* begin AVAILABLE RECORDS *
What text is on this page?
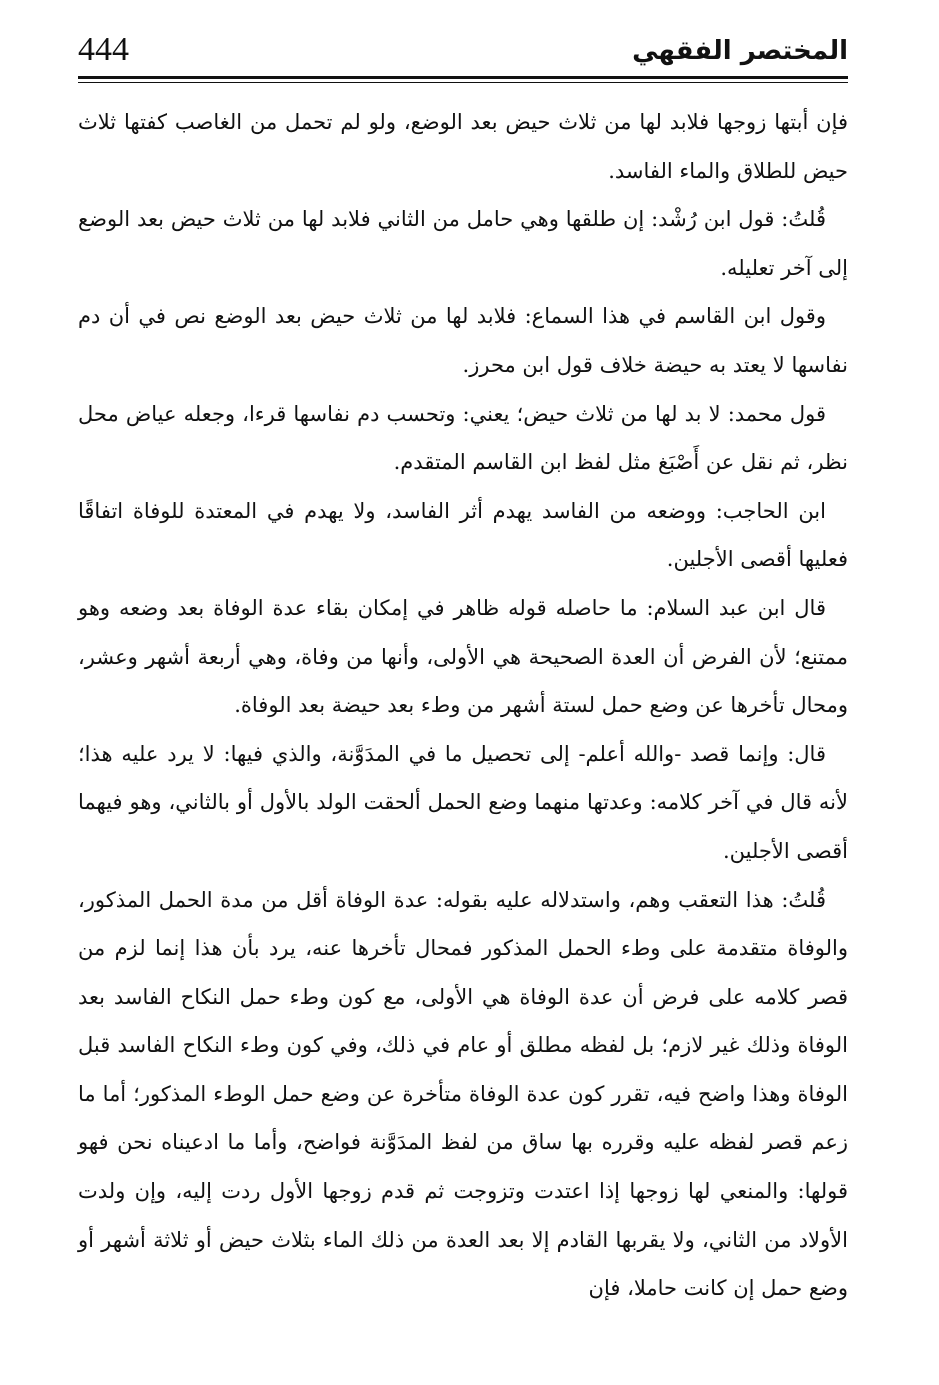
444	المختصر الفقهي

فإن أبتها زوجها فلابد لها من ثلاث حيض بعد الوضع، ولو لم تحمل من الغاصب كفتها ثلاث حيض للطلاق والماء الفاسد.

قُلتُ: قول ابن رُشْد: إن طلقها وهي حامل من الثاني فلابد لها من ثلاث حيض بعد الوضع إلى آخر تعليله.

وقول ابن القاسم في هذا السماع: فلابد لها من ثلاث حيض بعد الوضع نص في أن دم نفاسها لا يعتد به حيضة خلاف قول ابن محرز.

قول محمد: لا بد لها من ثلاث حيض؛ يعني: وتحسب دم نفاسها قرءا، وجعله عياض محل نظر، ثم نقل عن أَصْبَغ مثل لفظ ابن القاسم المتقدم.

ابن الحاجب: ووضعه من الفاسد يهدم أثر الفاسد، ولا يهدم في المعتدة للوفاة اتفاقًا فعليها أقصى الأجلين.

قال ابن عبد السلام: ما حاصله قوله ظاهر في إمكان بقاء عدة الوفاة بعد وضعه وهو ممتنع؛ لأن الفرض أن العدة الصحيحة هي الأولى، وأنها من وفاة، وهي أربعة أشهر وعشر، ومحال تأخرها عن وضع حمل لستة أشهر من وطء بعد حيضة بعد الوفاة.

قال: وإنما قصد -والله أعلم- إلى تحصيل ما في المدَوَّنة، والذي فيها: لا يرد عليه هذا؛ لأنه قال في آخر كلامه: وعدتها منهما وضع الحمل ألحقت الولد بالأول أو بالثاني، وهو فيهما أقصى الأجلين.

قُلتُ: هذا التعقب وهم، واستدلاله عليه بقوله: عدة الوفاة أقل من مدة الحمل المذكور، والوفاة متقدمة على وطء الحمل المذكور فمحال تأخرها عنه، يرد بأن هذا إنما لزم من قصر كلامه على فرض أن عدة الوفاة هي الأولى، مع كون وطء حمل النكاح الفاسد بعد الوفاة وذلك غير لازم؛ بل لفظه مطلق أو عام في ذلك، وفي كون وطء النكاح الفاسد قبل الوفاة وهذا واضح فيه، تقرر كون عدة الوفاة متأخرة عن وضع حمل الوطء المذكور؛ أما ما زعم قصر لفظه عليه وقرره بها ساق من لفظ المدَوَّنة فواضح، وأما ما ادعيناه نحن فهو قولها: والمنعي لها زوجها إذا اعتدت وتزوجت ثم قدم زوجها الأول ردت إليه، وإن ولدت الأولاد من الثاني، ولا يقربها القادم إلا بعد العدة من ذلك الماء بثلاث حيض أو ثلاثة أشهر أو وضع حمل إن كانت حاملا، فإن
* end AVAILABLE RECORDS *
• [INSTRUCTION]
The records above need to be restated word for word, with the pictures left out.

• [RESPONSE]
What text is on this page?
444	المختصر الفقهي

فإن أبتها زوجها فلابد لها من ثلاث حيض بعد الوضع، ولو لم تحمل من الغاصب كفتها ثلاث حيض للطلاق والماء الفاسد.

قُلتُ: قول ابن رُشْد: إن طلقها وهي حامل من الثاني فلابد لها من ثلاث حيض بعد الوضع إلى آخر تعليله.

وقول ابن القاسم في هذا السماع: فلابد لها من ثلاث حيض بعد الوضع نص في أن دم نفاسها لا يعتد به حيضة خلاف قول ابن محرز.

قول محمد: لا بد لها من ثلاث حيض؛ يعني: وتحسب دم نفاسها قرءا، وجعله عياض محل نظر، ثم نقل عن أَصْبَغ مثل لفظ ابن القاسم المتقدم.

ابن الحاجب: ووضعه من الفاسد يهدم أثر الفاسد، ولا يهدم في المعتدة للوفاة اتفاقًا فعليها أقصى الأجلين.

قال ابن عبد السلام: ما حاصله قوله ظاهر في إمكان بقاء عدة الوفاة بعد وضعه وهو ممتنع؛ لأن الفرض أن العدة الصحيحة هي الأولى، وأنها من وفاة، وهي أربعة أشهر وعشر، ومحال تأخرها عن وضع حمل لستة أشهر من وطء بعد حيضة بعد الوفاة.

قال: وإنما قصد -والله أعلم- إلى تحصيل ما في المدَوَّنة، والذي فيها: لا يرد عليه هذا؛ لأنه قال في آخر كلامه: وعدتها منهما وضع الحمل ألحقت الولد بالأول أو بالثاني، وهو فيهما أقصى الأجلين.

قُلتُ: هذا التعقب وهم، واستدلاله عليه بقوله: عدة الوفاة أقل من مدة الحمل المذكور، والوفاة متقدمة على وطء الحمل المذكور فمحال تأخرها عنه، يرد بأن هذا إنما لزم من قصر كلامه على فرض أن عدة الوفاة هي الأولى، مع كون وطء حمل النكاح الفاسد بعد الوفاة وذلك غير لازم؛ بل لفظه مطلق أو عام في ذلك، وفي كون وطء النكاح الفاسد قبل الوفاة وهذا واضح فيه، تقرر كون عدة الوفاة متأخرة عن وضع حمل الوطء المذكور؛ أما ما زعم قصر لفظه عليه وقرره بها ساق من لفظ المدَوَّنة فواضح، وأما ما ادعيناه نحن فهو قولها: والمنعي لها زوجها إذا اعتدت وتزوجت ثم قدم زوجها الأول ردت إليه، وإن ولدت الأولاد من الثاني، ولا يقربها القادم إلا بعد العدة من ذلك الماء بثلاث حيض أو ثلاثة أشهر أو وضع حمل إن كانت حاملا، فإن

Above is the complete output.